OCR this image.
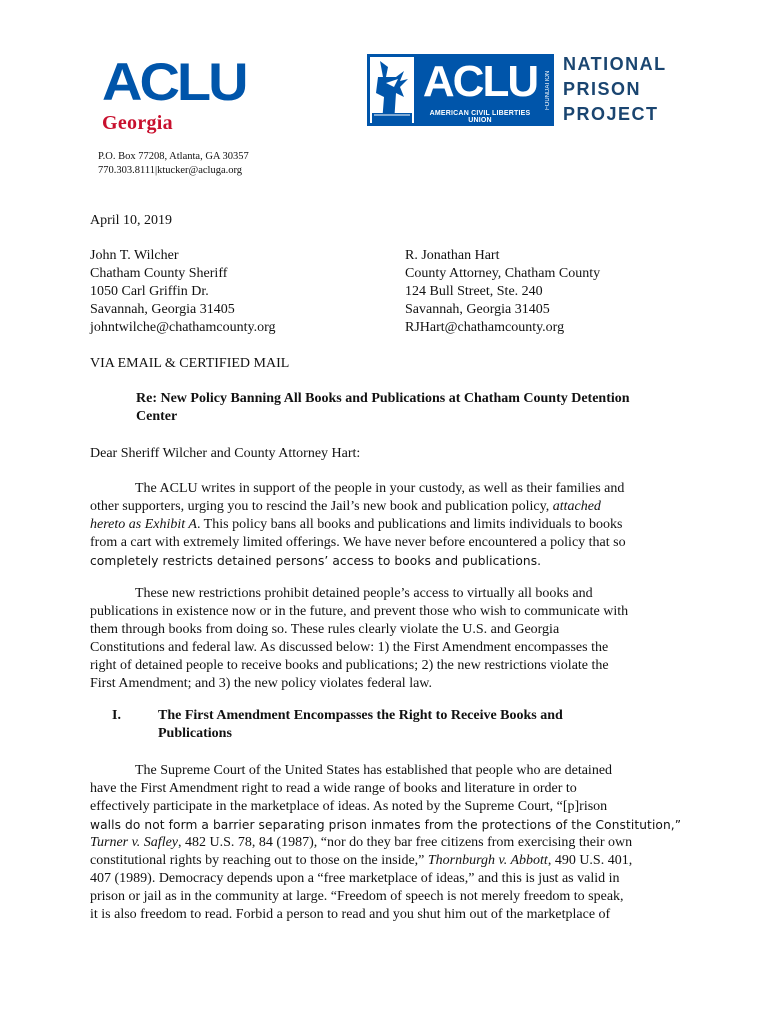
ACLU
Georgia
P.O. Box 77208, Atlanta, GA 30357
770.303.8111|ktucker@acluga.org
ACLU
AMERICAN CIVIL LIBERTIES UNION
FOUNDATION
NATIONAL
PRISON
PROJECT
April 10, 2019
John T. Wilcher
Chatham County Sheriff
1050 Carl Griffin Dr.
Savannah, Georgia 31405
johntwilche@chathamcounty.org
R. Jonathan Hart
County Attorney, Chatham County
124 Bull Street, Ste. 240
Savannah, Georgia 31405
RJHart@chathamcounty.org
VIA EMAIL & CERTIFIED MAIL
Re: New Policy Banning All Books and Publications at Chatham County Detention
Center
Dear Sheriff Wilcher and County Attorney Hart:
The ACLU writes in support of the people in your custody, as well as their families and
other supporters, urging you to rescind the Jail’s new book and publication policy, attached
hereto as Exhibit A. This policy bans all books and publications and limits individuals to books
from a cart with extremely limited offerings. We have never before encountered a policy that so
completely restricts detained persons’ access to books and publications.
These new restrictions prohibit detained people’s access to virtually all books and
publications in existence now or in the future, and prevent those who wish to communicate with
them through books from doing so. These rules clearly violate the U.S. and Georgia
Constitutions and federal law. As discussed below: 1) the First Amendment encompasses the
right of detained people to receive books and publications; 2) the new restrictions violate the
First Amendment; and 3) the new policy violates federal law.
I.	The First Amendment Encompasses the Right to Receive Books and
Publications
The Supreme Court of the United States has established that people who are detained
have the First Amendment right to read a wide range of books and literature in order to
effectively participate in the marketplace of ideas. As noted by the Supreme Court, “[p]rison
walls do not form a barrier separating prison inmates from the protections of the Constitution,”
Turner v. Safley, 482 U.S. 78, 84 (1987), “nor do they bar free citizens from exercising their own
constitutional rights by reaching out to those on the inside,” Thornburgh v. Abbott, 490 U.S. 401,
407 (1989). Democracy depends upon a “free marketplace of ideas,” and this is just as valid in
prison or jail as in the community at large. “Freedom of speech is not merely freedom to speak,
it is also freedom to read. Forbid a person to read and you shut him out of the marketplace of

■ Set task ■
Within the data above, pick out all lines holding the word "freedom".

■ Answer below ■
prison or jail as in the community at large. “Freedom of speech is not merely freedom to speak,
it is also freedom to read. Forbid a person to read and you shut him out of the marketplace of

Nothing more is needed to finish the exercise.